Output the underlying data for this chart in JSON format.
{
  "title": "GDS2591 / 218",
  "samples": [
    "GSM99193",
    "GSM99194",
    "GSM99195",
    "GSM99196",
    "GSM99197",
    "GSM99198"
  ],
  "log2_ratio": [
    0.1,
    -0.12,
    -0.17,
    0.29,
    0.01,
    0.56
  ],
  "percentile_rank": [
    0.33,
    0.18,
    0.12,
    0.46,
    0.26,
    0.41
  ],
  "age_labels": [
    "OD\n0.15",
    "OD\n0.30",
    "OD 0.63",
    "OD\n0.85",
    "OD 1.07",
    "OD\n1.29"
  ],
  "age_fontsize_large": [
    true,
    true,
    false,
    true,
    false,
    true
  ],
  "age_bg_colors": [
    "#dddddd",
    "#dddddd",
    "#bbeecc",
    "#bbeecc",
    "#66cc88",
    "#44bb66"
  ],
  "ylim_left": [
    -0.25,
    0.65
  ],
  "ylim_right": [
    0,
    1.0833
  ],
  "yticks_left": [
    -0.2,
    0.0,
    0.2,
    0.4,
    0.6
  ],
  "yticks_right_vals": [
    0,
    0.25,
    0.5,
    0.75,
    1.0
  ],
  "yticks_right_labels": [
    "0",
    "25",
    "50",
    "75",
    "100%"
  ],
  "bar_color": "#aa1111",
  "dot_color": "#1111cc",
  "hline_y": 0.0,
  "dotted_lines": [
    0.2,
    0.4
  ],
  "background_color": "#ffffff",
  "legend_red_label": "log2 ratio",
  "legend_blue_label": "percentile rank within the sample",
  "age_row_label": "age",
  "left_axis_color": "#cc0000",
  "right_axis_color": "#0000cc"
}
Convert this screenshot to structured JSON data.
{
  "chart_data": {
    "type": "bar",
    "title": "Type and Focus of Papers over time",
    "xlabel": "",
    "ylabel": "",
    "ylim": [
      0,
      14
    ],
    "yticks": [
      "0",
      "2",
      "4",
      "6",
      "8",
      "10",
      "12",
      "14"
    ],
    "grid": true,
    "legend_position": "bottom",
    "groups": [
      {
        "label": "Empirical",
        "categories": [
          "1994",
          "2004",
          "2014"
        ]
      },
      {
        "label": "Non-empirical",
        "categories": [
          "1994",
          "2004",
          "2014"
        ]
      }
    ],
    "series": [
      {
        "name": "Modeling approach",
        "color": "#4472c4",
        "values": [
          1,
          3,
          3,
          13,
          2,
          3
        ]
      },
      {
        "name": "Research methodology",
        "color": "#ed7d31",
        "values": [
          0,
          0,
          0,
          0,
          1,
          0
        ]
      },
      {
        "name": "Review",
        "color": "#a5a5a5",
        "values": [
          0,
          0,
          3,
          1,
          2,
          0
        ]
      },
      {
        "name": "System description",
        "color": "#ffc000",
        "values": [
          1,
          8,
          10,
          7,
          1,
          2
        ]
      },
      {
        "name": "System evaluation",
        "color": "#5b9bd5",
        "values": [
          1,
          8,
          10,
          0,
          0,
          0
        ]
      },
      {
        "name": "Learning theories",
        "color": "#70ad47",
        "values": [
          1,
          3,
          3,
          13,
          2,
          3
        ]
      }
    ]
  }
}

--- Goal ---
Each record above should be repeated exactly as it appears.

--- Answer to the task ---
Output the underlying data for this chart in JSON format.
{
  "title": "GDS2591 / 218",
  "samples": [
    "GSM99193",
    "GSM99194",
    "GSM99195",
    "GSM99196",
    "GSM99197",
    "GSM99198"
  ],
  "log2_ratio": [
    0.1,
    -0.12,
    -0.17,
    0.29,
    0.01,
    0.56
  ],
  "percentile_rank": [
    0.33,
    0.18,
    0.12,
    0.46,
    0.26,
    0.41
  ],
  "age_labels": [
    "OD\n0.15",
    "OD\n0.30",
    "OD 0.63",
    "OD\n0.85",
    "OD 1.07",
    "OD\n1.29"
  ],
  "age_fontsize_large": [
    true,
    true,
    false,
    true,
    false,
    true
  ],
  "age_bg_colors": [
    "#dddddd",
    "#dddddd",
    "#bbeecc",
    "#bbeecc",
    "#66cc88",
    "#44bb66"
  ],
  "ylim_left": [
    -0.25,
    0.65
  ],
  "ylim_right": [
    0,
    1.0833
  ],
  "yticks_left": [
    -0.2,
    0.0,
    0.2,
    0.4,
    0.6
  ],
  "yticks_right_vals": [
    0,
    0.25,
    0.5,
    0.75,
    1.0
  ],
  "yticks_right_labels": [
    "0",
    "25",
    "50",
    "75",
    "100%"
  ],
  "bar_color": "#aa1111",
  "dot_color": "#1111cc",
  "hline_y": 0.0,
  "dotted_lines": [
    0.2,
    0.4
  ],
  "background_color": "#ffffff",
  "legend_red_label": "log2 ratio",
  "legend_blue_label": "percentile rank within the sample",
  "age_row_label": "age",
  "left_axis_color": "#cc0000",
  "right_axis_color": "#0000cc"
}
Convert this screenshot to structured JSON data.
{
  "chart_data": {
    "type": "bar",
    "title": "Type and Focus of Papers over time",
    "xlabel": "",
    "ylabel": "",
    "ylim": [
      0,
      14
    ],
    "yticks": [
      "0",
      "2",
      "4",
      "6",
      "8",
      "10",
      "12",
      "14"
    ],
    "grid": true,
    "legend_position": "bottom",
    "groups": [
      {
        "label": "Empirical",
        "categories": [
          "1994",
          "2004",
          "2014"
        ]
      },
      {
        "label": "Non-empirical",
        "categories": [
          "1994",
          "2004",
          "2014"
        ]
      }
    ],
    "series": [
      {
        "name": "Modeling approach",
        "color": "#4472c4",
        "values": [
          1,
          3,
          3,
          13,
          2,
          3
        ]
      },
      {
        "name": "Research methodology",
        "color": "#ed7d31",
        "values": [
          0,
          0,
          0,
          0,
          1,
          0
        ]
      },
      {
        "name": "Review",
        "color": "#a5a5a5",
        "values": [
          0,
          0,
          3,
          1,
          2,
          0
        ]
      },
      {
        "name": "System description",
        "color": "#ffc000",
        "values": [
          1,
          8,
          10,
          7,
          1,
          2
        ]
      },
      {
        "name": "System evaluation",
        "color": "#5b9bd5",
        "values": [
          1,
          8,
          10,
          0,
          0,
          0
        ]
      },
      {
        "name": "Learning theories",
        "color": "#70ad47",
        "values": [
          1,
          3,
          3,
          13,
          2,
          3
        ]
      }
    ]
  }
}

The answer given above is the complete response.